=== DATA TO USE ===
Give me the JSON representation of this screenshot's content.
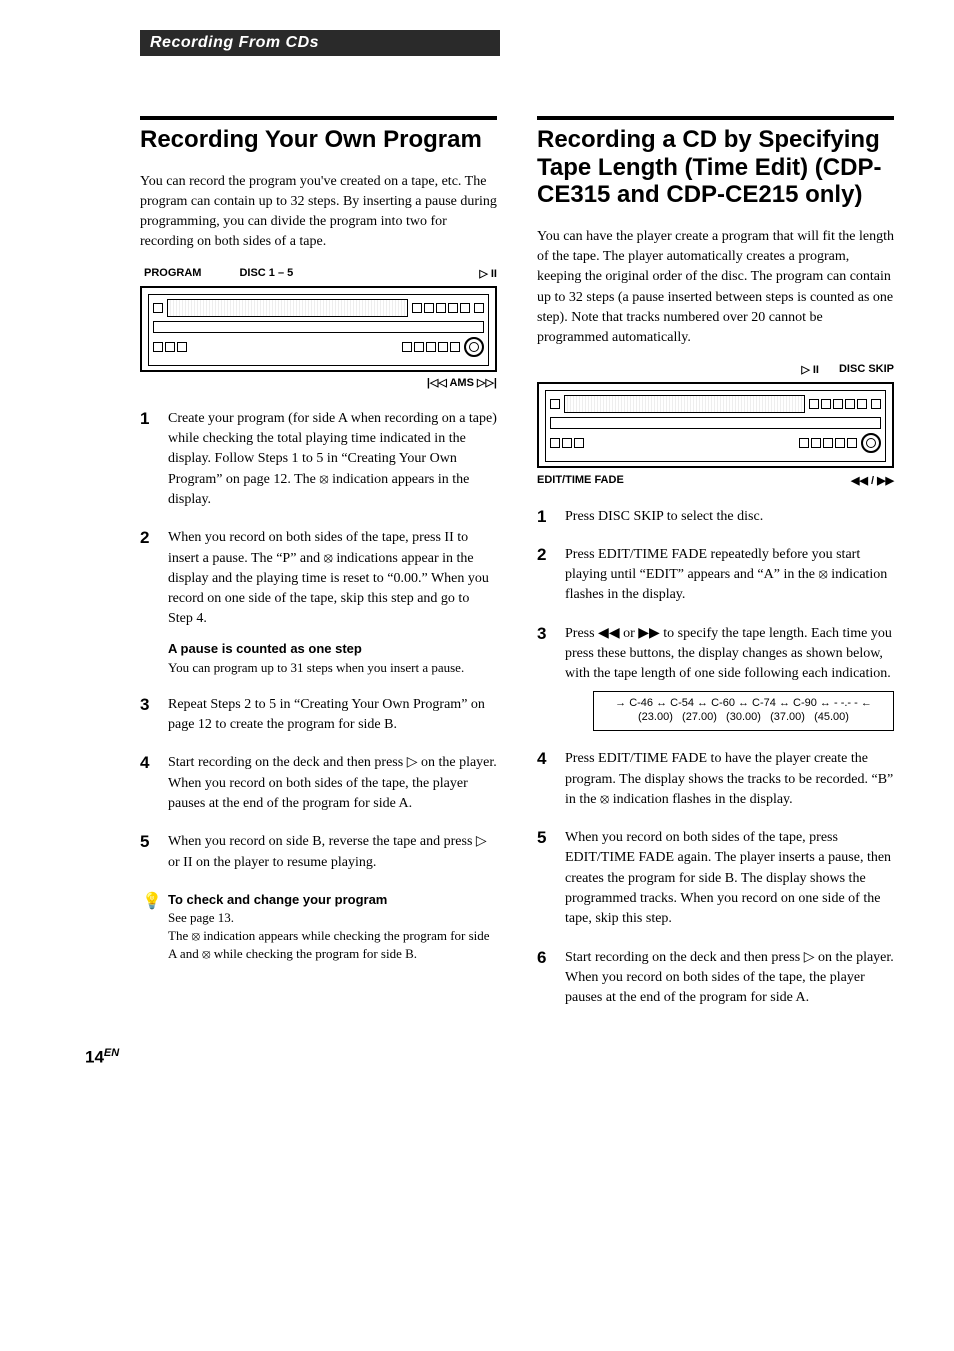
{
  "header_band": "Recording From CDs",
  "left": {
    "title": "Recording Your Own Program",
    "intro": "You can record the program you've created on a tape, etc. The program can contain up to 32 steps. By inserting a pause during programming, you can divide the program into two for recording on both sides of a tape.",
    "device_labels_top": {
      "a": "PROGRAM",
      "b": "DISC 1 – 5",
      "c": "▷ II"
    },
    "device_label_under": "|◁◁ AMS ▷▷|",
    "steps": {
      "s1": "Create your program (for side A when recording on a tape) while checking the total playing time indicated in the display. Follow Steps 1 to 5 in “Creating Your Own Program” on page 12. The ⦻ indication appears in the display.",
      "s2": "When you record on both sides of the tape, press II to insert a pause. The “P” and ⦻ indications appear in the display and the playing time is reset to “0.00.” When you record on one side of the tape, skip this step and go to Step 4.",
      "s2_sub_bold": "A pause is counted as one step",
      "s2_sub": "You can program up to 31 steps when you insert a pause.",
      "s3": "Repeat Steps 2 to 5 in “Creating Your Own Program” on page 12 to create the program for side B.",
      "s4": "Start recording on the deck and then press ▷ on the player. When you record on both sides of the tape, the player pauses at the end of the program for side A.",
      "s5": "When you record on side B, reverse the tape and press ▷ or II on the player to resume playing."
    },
    "tip": {
      "title": "To check and change your program",
      "line1": "See page 13.",
      "line2": "The ⦻ indication appears while checking the program for side A and ⦻ while checking the program for side B."
    }
  },
  "right": {
    "title": "Recording a CD by Specifying Tape Length (Time Edit) (CDP-CE315 and CDP-CE215 only)",
    "intro": "You can have the player create a program that will fit the length of the tape. The player automatically creates a program, keeping the original order of the disc. The program can contain up to 32 steps (a pause inserted between steps is counted as one step). Note that tracks numbered over 20 cannot be programmed automatically.",
    "device_labels_top": {
      "a": "▷ II",
      "b": "DISC SKIP"
    },
    "device_label_under_left": "EDIT/TIME FADE",
    "device_label_under_right": "◀◀ / ▶▶",
    "steps": {
      "s1": "Press DISC SKIP to select the disc.",
      "s2": "Press EDIT/TIME FADE repeatedly before you start playing until “EDIT” appears and “A” in the ⦻ indication flashes in the display.",
      "s3": "Press ◀◀ or ▶▶ to specify the tape length. Each time you press these buttons, the display changes as shown below, with the tape length of one side following each indication.",
      "tape_row": "→ C-46 ↔ C-54 ↔ C-60 ↔ C-74 ↔ C-90 ↔ - -.- - ←",
      "tape_times": "(23.00)   (27.00)   (30.00)   (37.00)   (45.00)",
      "s4": "Press EDIT/TIME FADE to have the player create the program. The display shows the tracks to be recorded. “B” in the ⦻ indication flashes in the display.",
      "s5": "When you record on both sides of the tape, press EDIT/TIME FADE again. The player inserts a pause, then creates the program for side B. The display shows the programmed tracks. When you record on one side of the tape, skip this step.",
      "s6": "Start recording on the deck and then press ▷ on the player. When you record on both sides of the tape, the player pauses at the end of the program for side A."
    }
  },
  "page_number": "14",
  "page_number_lang": "EN"
}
===
__OBJECTIVE__
In the records, locate each line holding the string "counted" and copy it.

__CORRECT RESPONSE__
      "s2_sub_bold": "A pause is counted as one step",
    "intro": "You can have the player create a program that will fit the length of the tape. The player automatically creates a program, keeping the original order of the disc. The program can contain up to 32 steps (a pause inserted between steps is counted as one step). Note that tracks numbered over 20 cannot be programmed automatically.",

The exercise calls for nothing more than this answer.